_The request:_
Rewrite the listing from its first line through the line containing "y-tick-label: 500 [81,287,105,303]", replacing "panel-frame" with "panel-border" and keeping everything else unchanged.

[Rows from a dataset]
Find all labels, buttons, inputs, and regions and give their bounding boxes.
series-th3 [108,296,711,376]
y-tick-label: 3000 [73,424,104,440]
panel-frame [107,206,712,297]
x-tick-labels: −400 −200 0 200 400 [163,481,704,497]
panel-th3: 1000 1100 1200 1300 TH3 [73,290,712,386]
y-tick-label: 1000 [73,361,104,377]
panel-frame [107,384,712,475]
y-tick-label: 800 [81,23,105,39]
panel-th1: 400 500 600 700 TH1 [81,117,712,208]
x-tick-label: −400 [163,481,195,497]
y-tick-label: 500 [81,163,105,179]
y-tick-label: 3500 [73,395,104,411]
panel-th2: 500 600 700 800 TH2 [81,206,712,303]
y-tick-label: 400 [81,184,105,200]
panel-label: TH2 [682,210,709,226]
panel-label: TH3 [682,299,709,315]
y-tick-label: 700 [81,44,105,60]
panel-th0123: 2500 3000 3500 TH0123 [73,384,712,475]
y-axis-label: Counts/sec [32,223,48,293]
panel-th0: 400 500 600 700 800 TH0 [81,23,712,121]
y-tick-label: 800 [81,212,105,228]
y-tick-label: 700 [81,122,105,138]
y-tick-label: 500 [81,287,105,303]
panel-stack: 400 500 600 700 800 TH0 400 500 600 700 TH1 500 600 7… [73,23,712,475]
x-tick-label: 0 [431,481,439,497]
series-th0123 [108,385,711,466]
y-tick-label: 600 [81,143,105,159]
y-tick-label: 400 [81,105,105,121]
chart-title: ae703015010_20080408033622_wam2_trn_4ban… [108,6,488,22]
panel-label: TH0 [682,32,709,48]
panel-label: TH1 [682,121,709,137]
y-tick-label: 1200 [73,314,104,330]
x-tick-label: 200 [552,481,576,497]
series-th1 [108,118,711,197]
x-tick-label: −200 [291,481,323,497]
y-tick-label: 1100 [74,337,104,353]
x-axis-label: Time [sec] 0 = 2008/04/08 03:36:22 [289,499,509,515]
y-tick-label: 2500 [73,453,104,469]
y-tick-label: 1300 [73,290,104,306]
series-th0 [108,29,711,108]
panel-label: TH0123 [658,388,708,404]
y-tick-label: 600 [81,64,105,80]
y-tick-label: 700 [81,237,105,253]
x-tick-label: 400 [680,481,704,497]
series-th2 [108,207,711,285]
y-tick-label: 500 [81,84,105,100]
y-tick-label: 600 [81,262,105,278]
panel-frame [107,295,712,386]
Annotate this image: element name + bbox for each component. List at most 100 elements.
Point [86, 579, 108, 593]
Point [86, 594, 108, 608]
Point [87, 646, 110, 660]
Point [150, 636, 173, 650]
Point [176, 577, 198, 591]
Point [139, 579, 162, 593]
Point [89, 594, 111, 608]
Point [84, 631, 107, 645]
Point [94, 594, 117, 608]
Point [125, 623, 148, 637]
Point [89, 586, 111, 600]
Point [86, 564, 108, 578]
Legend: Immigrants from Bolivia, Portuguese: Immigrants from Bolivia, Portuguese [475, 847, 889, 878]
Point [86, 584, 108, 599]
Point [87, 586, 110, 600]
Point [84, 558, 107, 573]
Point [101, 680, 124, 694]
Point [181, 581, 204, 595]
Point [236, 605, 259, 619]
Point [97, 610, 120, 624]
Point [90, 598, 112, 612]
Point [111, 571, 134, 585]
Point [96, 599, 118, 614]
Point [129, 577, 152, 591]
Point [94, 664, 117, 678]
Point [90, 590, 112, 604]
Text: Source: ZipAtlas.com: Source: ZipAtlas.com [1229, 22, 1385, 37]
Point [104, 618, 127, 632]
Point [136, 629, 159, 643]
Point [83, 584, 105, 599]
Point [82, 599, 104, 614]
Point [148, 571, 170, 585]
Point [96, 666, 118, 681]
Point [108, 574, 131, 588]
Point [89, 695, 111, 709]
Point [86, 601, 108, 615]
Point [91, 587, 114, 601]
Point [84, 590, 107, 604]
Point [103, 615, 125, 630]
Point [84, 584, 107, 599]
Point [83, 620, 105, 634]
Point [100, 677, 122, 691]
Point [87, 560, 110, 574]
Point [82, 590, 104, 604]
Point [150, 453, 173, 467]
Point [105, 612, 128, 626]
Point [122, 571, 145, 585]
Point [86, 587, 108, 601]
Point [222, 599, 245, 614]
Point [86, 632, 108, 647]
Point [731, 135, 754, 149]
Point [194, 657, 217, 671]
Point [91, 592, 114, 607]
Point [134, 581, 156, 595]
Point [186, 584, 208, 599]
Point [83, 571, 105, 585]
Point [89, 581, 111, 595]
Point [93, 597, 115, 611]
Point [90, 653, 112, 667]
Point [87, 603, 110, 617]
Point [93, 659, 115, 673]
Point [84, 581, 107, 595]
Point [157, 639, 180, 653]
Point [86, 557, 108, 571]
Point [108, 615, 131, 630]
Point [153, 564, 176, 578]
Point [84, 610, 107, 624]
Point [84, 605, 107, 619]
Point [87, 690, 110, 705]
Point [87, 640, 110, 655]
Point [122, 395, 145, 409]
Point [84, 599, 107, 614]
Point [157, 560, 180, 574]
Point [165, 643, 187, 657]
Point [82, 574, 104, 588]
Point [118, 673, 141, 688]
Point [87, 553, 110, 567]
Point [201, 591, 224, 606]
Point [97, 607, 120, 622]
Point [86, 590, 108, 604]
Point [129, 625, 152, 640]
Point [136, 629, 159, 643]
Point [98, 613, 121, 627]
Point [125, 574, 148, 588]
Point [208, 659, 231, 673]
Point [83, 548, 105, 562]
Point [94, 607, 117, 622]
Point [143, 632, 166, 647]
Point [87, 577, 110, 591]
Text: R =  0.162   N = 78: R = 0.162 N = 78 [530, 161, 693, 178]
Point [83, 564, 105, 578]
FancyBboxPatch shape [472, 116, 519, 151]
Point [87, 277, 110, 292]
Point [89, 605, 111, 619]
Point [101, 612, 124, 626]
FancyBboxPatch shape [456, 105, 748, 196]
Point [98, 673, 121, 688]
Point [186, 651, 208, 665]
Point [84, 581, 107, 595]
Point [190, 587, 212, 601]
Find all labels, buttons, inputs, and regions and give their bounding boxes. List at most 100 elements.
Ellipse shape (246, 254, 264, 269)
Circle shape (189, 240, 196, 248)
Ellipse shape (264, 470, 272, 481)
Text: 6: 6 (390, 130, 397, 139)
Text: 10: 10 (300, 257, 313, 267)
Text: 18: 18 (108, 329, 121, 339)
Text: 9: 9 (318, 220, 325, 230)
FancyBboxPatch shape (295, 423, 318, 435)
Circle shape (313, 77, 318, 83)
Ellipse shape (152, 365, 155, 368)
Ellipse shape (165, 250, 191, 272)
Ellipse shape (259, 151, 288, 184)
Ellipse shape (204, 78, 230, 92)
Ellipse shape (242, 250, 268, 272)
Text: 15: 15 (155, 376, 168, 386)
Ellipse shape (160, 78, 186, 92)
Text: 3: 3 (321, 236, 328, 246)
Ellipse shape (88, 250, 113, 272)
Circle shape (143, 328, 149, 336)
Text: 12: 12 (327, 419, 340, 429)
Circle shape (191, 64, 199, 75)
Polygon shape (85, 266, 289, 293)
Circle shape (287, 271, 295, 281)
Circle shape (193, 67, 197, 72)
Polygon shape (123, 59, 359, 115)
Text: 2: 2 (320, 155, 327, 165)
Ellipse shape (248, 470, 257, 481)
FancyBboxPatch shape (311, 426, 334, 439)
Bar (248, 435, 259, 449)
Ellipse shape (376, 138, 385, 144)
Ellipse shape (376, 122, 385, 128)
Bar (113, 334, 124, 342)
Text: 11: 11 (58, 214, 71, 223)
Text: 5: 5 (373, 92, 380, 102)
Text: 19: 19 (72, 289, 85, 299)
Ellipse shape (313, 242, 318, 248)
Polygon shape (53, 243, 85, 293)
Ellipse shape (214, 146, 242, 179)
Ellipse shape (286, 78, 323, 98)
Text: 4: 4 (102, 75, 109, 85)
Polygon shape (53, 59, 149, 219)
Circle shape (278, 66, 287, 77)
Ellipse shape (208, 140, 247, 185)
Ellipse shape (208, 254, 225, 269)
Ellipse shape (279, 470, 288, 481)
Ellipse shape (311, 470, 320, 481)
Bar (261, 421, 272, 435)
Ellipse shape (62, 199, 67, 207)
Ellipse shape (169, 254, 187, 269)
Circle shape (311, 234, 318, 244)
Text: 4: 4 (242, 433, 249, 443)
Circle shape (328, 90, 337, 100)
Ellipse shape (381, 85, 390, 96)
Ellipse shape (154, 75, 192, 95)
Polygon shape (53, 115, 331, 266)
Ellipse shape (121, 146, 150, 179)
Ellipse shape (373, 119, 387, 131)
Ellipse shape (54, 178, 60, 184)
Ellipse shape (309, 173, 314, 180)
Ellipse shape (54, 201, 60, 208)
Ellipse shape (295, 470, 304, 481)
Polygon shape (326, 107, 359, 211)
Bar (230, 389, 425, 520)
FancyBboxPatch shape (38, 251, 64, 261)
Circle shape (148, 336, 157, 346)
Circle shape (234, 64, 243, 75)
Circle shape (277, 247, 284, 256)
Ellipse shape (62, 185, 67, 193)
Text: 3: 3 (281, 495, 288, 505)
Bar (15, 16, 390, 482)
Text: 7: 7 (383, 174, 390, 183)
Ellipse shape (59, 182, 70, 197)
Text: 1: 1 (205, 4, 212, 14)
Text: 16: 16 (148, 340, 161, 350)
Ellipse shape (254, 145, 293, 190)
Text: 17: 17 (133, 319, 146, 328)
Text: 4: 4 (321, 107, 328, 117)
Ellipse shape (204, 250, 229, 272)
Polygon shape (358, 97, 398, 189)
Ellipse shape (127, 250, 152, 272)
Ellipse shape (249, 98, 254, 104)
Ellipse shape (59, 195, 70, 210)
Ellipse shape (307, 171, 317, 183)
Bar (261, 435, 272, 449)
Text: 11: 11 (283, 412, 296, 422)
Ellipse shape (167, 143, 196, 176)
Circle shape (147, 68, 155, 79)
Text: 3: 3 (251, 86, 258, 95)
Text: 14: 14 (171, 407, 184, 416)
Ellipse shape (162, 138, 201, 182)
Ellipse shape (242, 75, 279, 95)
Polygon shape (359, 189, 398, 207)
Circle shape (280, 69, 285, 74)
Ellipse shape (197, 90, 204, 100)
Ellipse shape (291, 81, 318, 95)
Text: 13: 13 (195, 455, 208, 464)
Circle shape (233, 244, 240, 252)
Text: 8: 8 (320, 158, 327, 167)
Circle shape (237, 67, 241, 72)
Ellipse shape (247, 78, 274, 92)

_Written response:_
Find all labels, buttons, inputs, and regions and give their bounding boxes.
series-th3 [108,296,711,376]
y-tick-label: 3000 [73,424,104,440]
panel-border [107,206,712,297]
x-tick-labels: −400 −200 0 200 400 [163,481,704,497]
panel-th3: 1000 1100 1200 1300 TH3 [73,290,712,386]
y-tick-label: 1000 [73,361,104,377]
panel-border [107,384,712,475]
y-tick-label: 800 [81,23,105,39]
panel-th1: 400 500 600 700 TH1 [81,117,712,208]
x-tick-label: −400 [163,481,195,497]
y-tick-label: 500 [81,163,105,179]
y-tick-label: 3500 [73,395,104,411]
panel-th2: 500 600 700 800 TH2 [81,206,712,303]
y-tick-label: 400 [81,184,105,200]
panel-label: TH2 [682,210,709,226]
panel-label: TH3 [682,299,709,315]
y-tick-label: 700 [81,44,105,60]
panel-th0123: 2500 3000 3500 TH0123 [73,384,712,475]
y-axis-label: Counts/sec [32,223,48,293]
panel-th0: 400 500 600 700 800 TH0 [81,23,712,121]
y-tick-label: 800 [81,212,105,228]
y-tick-label: 700 [81,122,105,138]
y-tick-label: 500 [81,287,105,303]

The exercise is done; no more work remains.